→ **Dataset excerpts**
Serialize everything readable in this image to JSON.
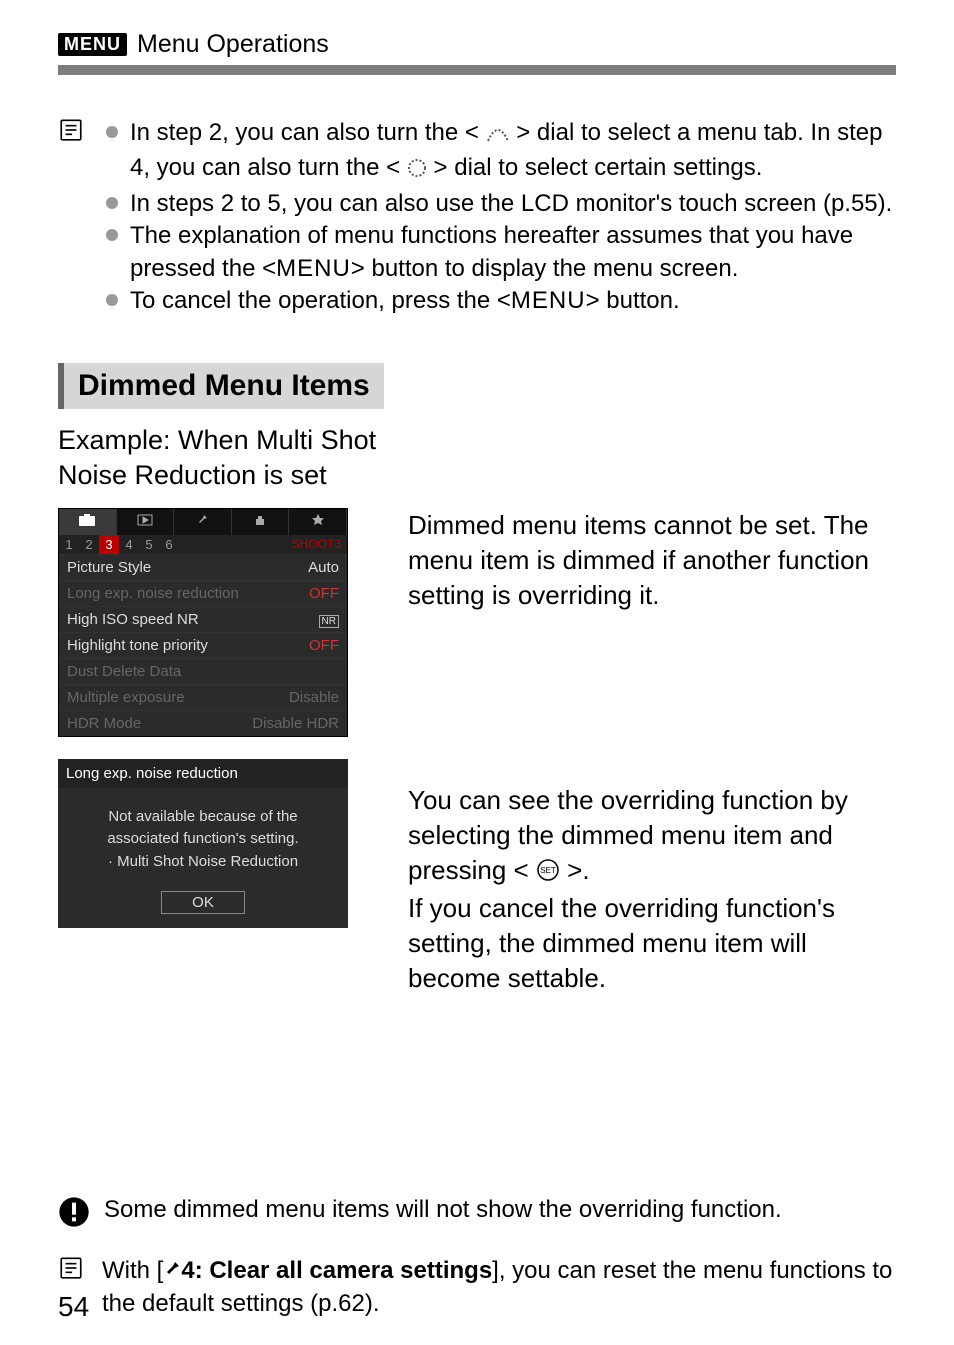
{
  "header": {
    "menu_icon_label": "MENU",
    "title": "Menu Operations"
  },
  "notes": [
    {
      "pre": "In step 2, you can also turn the <",
      "mid": "> dial to select a menu tab. In step 4, you can also turn the <",
      "post": "> dial to select certain settings."
    },
    {
      "text": "In steps 2 to 5, you can also use the LCD monitor's touch screen (p.55)."
    },
    {
      "pre": "The explanation of menu functions hereafter assumes that you have pressed the <",
      "menu": "MENU",
      "post": "> button to display the menu screen."
    },
    {
      "pre": "To cancel the operation, press the <",
      "menu": "MENU",
      "post": "> button."
    }
  ],
  "section_heading": "Dimmed Menu Items",
  "example_line1": "Example: When Multi Shot",
  "example_line2": "Noise Reduction is set",
  "menu_screenshot": {
    "subtabs": [
      "1",
      "2",
      "3",
      "4",
      "5",
      "6"
    ],
    "selected_subtab": "3",
    "shoot_label": "SHOOT3",
    "rows": [
      {
        "label": "Picture Style",
        "value": "Auto",
        "dim": false
      },
      {
        "label": "Long exp. noise reduction",
        "value": "OFF",
        "dim": true,
        "vred": true
      },
      {
        "label": "High ISO speed NR",
        "value": "NR",
        "dim": false,
        "vbox": true
      },
      {
        "label": "Highlight tone priority",
        "value": "OFF",
        "dim": false,
        "vred": true
      },
      {
        "label": "Dust Delete Data",
        "value": "",
        "dim": true
      },
      {
        "label": "Multiple exposure",
        "value": "Disable",
        "dim": true
      },
      {
        "label": "HDR Mode",
        "value": "Disable HDR",
        "dim": true
      }
    ]
  },
  "right_para1": "Dimmed menu items cannot be set. The menu item is dimmed if another function setting is overriding it.",
  "dialog": {
    "title": "Long exp. noise reduction",
    "l1": "Not available because of the",
    "l2": "associated function's setting.",
    "l3": "· Multi Shot Noise Reduction",
    "ok": "OK"
  },
  "right_para2a": "You can see the overriding function by selecting the dimmed menu item and pressing <",
  "right_para2b": ">.",
  "right_para3": "If you cancel the overriding function's setting, the dimmed menu item will become settable.",
  "warn_text": "Some dimmed menu items will not show the overriding function.",
  "info2_pre": "With [",
  "info2_bold": "4: Clear all camera settings",
  "info2_post": "], you can reset the menu functions to the default settings (p.62).",
  "page_number": "54"
}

→ **Problem to solve**
Reproduce the material above in full, exactly, with no images.

→ **Task output**
Serialize everything readable in this image to JSON.
{
  "header": {
    "menu_icon_label": "MENU",
    "title": "Menu Operations"
  },
  "notes": [
    {
      "pre": "In step 2, you can also turn the <",
      "mid": "> dial to select a menu tab. In step 4, you can also turn the <",
      "post": "> dial to select certain settings."
    },
    {
      "text": "In steps 2 to 5, you can also use the LCD monitor's touch screen (p.55)."
    },
    {
      "pre": "The explanation of menu functions hereafter assumes that you have pressed the <",
      "menu": "MENU",
      "post": "> button to display the menu screen."
    },
    {
      "pre": "To cancel the operation, press the <",
      "menu": "MENU",
      "post": "> button."
    }
  ],
  "section_heading": "Dimmed Menu Items",
  "example_line1": "Example: When Multi Shot",
  "example_line2": "Noise Reduction is set",
  "menu_screenshot": {
    "subtabs": [
      "1",
      "2",
      "3",
      "4",
      "5",
      "6"
    ],
    "selected_subtab": "3",
    "shoot_label": "SHOOT3",
    "rows": [
      {
        "label": "Picture Style",
        "value": "Auto",
        "dim": false
      },
      {
        "label": "Long exp. noise reduction",
        "value": "OFF",
        "dim": true,
        "vred": true
      },
      {
        "label": "High ISO speed NR",
        "value": "NR",
        "dim": false,
        "vbox": true
      },
      {
        "label": "Highlight tone priority",
        "value": "OFF",
        "dim": false,
        "vred": true
      },
      {
        "label": "Dust Delete Data",
        "value": "",
        "dim": true
      },
      {
        "label": "Multiple exposure",
        "value": "Disable",
        "dim": true
      },
      {
        "label": "HDR Mode",
        "value": "Disable HDR",
        "dim": true
      }
    ]
  },
  "right_para1": "Dimmed menu items cannot be set. The menu item is dimmed if another function setting is overriding it.",
  "dialog": {
    "title": "Long exp. noise reduction",
    "l1": "Not available because of the",
    "l2": "associated function's setting.",
    "l3": "· Multi Shot Noise Reduction",
    "ok": "OK"
  },
  "right_para2a": "You can see the overriding function by selecting the dimmed menu item and pressing <",
  "right_para2b": ">.",
  "right_para3": "If you cancel the overriding function's setting, the dimmed menu item will become settable.",
  "warn_text": "Some dimmed menu items will not show the overriding function.",
  "info2_pre": "With [",
  "info2_bold": "4: Clear all camera settings",
  "info2_post": "], you can reset the menu functions to the default settings (p.62).",
  "page_number": "54"
}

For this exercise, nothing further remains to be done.